## Direction:
Every record must appear in your copy exactly as written, with no pictures.

## Exercise inputs:
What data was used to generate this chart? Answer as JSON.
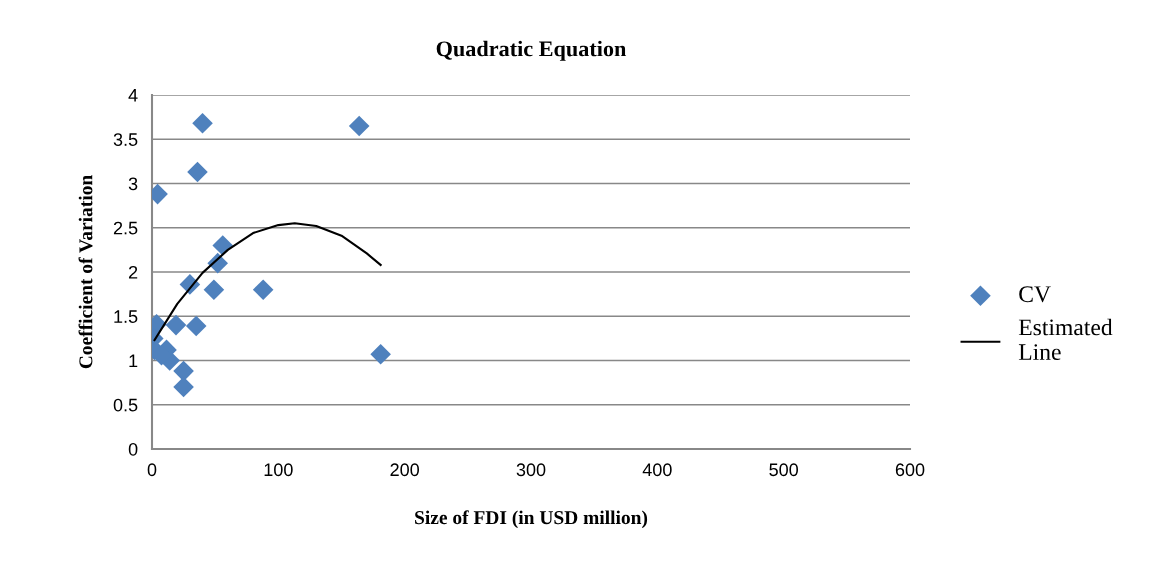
{
  "chart_data": {
    "type": "scatter",
    "title": "Quadratic Equation",
    "xlabel": "Size of FDI (in USD million)",
    "ylabel": "Coefficient of Variation",
    "xlim": [
      0,
      600
    ],
    "xticks": [
      0,
      100,
      200,
      300,
      400,
      500,
      600
    ],
    "ylim": [
      0,
      4
    ],
    "yticks": [
      0,
      0.5,
      1,
      1.5,
      2,
      2.5,
      3,
      3.5,
      4
    ],
    "grid": "y",
    "legend": "right",
    "series": [
      {
        "name": "CV",
        "marker": "diamond",
        "color": "#4f81bd",
        "x": [
          40,
          164,
          36,
          4.4,
          56,
          52,
          30,
          49,
          88,
          19,
          35,
          3.6,
          1,
          2,
          11.5,
          14,
          7.5,
          25,
          25,
          181
        ],
        "values": [
          3.68,
          3.65,
          3.13,
          2.88,
          2.3,
          2.1,
          1.86,
          1.8,
          1.8,
          1.4,
          1.39,
          1.41,
          1.25,
          1.12,
          1.12,
          1.0,
          1.06,
          0.88,
          0.7,
          1.07
        ]
      },
      {
        "name": "Estimated Line",
        "type": "line",
        "color": "#000000",
        "x": [
          2,
          20,
          40,
          60,
          80,
          100,
          113,
          130,
          150,
          170,
          181
        ],
        "values": [
          1.23,
          1.64,
          1.99,
          2.25,
          2.44,
          2.53,
          2.55,
          2.52,
          2.41,
          2.21,
          2.08
        ]
      }
    ]
  }
}
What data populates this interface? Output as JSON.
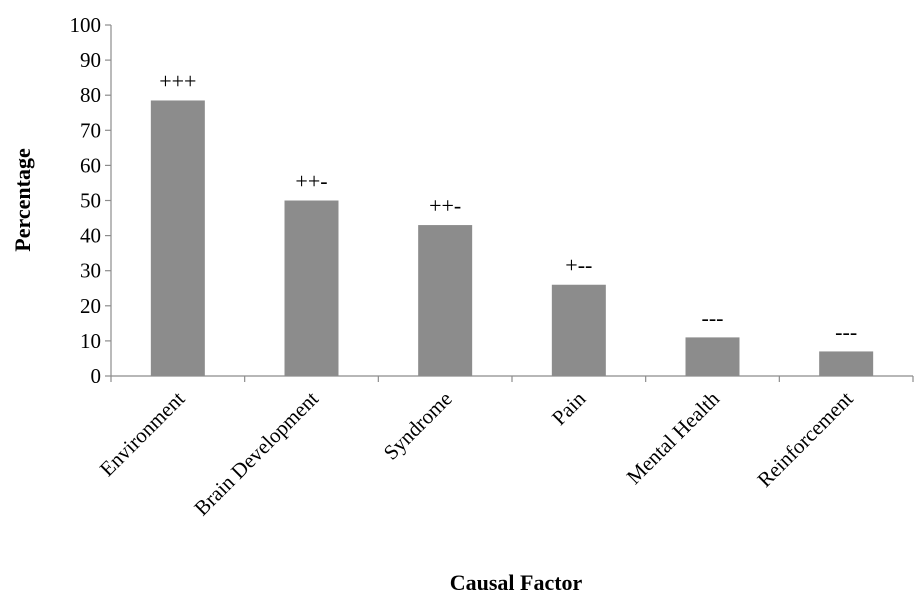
{
  "chart_data": {
    "type": "bar",
    "title": "",
    "xlabel": "Causal Factor",
    "ylabel": "Percentage",
    "ylim": [
      0,
      100
    ],
    "yticks": [
      0,
      10,
      20,
      30,
      40,
      50,
      60,
      70,
      80,
      90,
      100
    ],
    "categories": [
      "Environment",
      "Brain Development",
      "Syndrome",
      "Pain",
      "Mental Health",
      "Reinforcement"
    ],
    "values": [
      78.5,
      50,
      43,
      26,
      11,
      7
    ],
    "annotations": [
      "+++",
      "++-",
      "++-",
      "+--",
      "---",
      "---"
    ],
    "grid": false,
    "legend": "none",
    "bar_color": "#8c8c8c",
    "axis_color": "#8c8c8c"
  }
}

## Response for this exercise:
What data was used to generate this chart? Answer as JSON.
{
  "chart_data": {
    "type": "scatter",
    "title": "Quadratic Equation",
    "xlabel": "Size of FDI (in USD million)",
    "ylabel": "Coefficient of Variation",
    "xlim": [
      0,
      600
    ],
    "xticks": [
      0,
      100,
      200,
      300,
      400,
      500,
      600
    ],
    "ylim": [
      0,
      4
    ],
    "yticks": [
      0,
      0.5,
      1,
      1.5,
      2,
      2.5,
      3,
      3.5,
      4
    ],
    "grid": "y",
    "legend": "right",
    "series": [
      {
        "name": "CV",
        "marker": "diamond",
        "color": "#4f81bd",
        "x": [
          40,
          164,
          36,
          4.4,
          56,
          52,
          30,
          49,
          88,
          19,
          35,
          3.6,
          1,
          2,
          11.5,
          14,
          7.5,
          25,
          25,
          181
        ],
        "values": [
          3.68,
          3.65,
          3.13,
          2.88,
          2.3,
          2.1,
          1.86,
          1.8,
          1.8,
          1.4,
          1.39,
          1.41,
          1.25,
          1.12,
          1.12,
          1.0,
          1.06,
          0.88,
          0.7,
          1.07
        ]
      },
      {
        "name": "Estimated Line",
        "type": "line",
        "color": "#000000",
        "x": [
          2,
          20,
          40,
          60,
          80,
          100,
          113,
          130,
          150,
          170,
          181
        ],
        "values": [
          1.23,
          1.64,
          1.99,
          2.25,
          2.44,
          2.53,
          2.55,
          2.52,
          2.41,
          2.21,
          2.08
        ]
      }
    ]
  }
}
What data populates this interface? Output as JSON.
{
  "chart_data": {
    "type": "bar",
    "title": "",
    "xlabel": "Causal Factor",
    "ylabel": "Percentage",
    "ylim": [
      0,
      100
    ],
    "yticks": [
      0,
      10,
      20,
      30,
      40,
      50,
      60,
      70,
      80,
      90,
      100
    ],
    "categories": [
      "Environment",
      "Brain Development",
      "Syndrome",
      "Pain",
      "Mental Health",
      "Reinforcement"
    ],
    "values": [
      78.5,
      50,
      43,
      26,
      11,
      7
    ],
    "annotations": [
      "+++",
      "++-",
      "++-",
      "+--",
      "---",
      "---"
    ],
    "grid": false,
    "legend": "none",
    "bar_color": "#8c8c8c",
    "axis_color": "#8c8c8c"
  }
}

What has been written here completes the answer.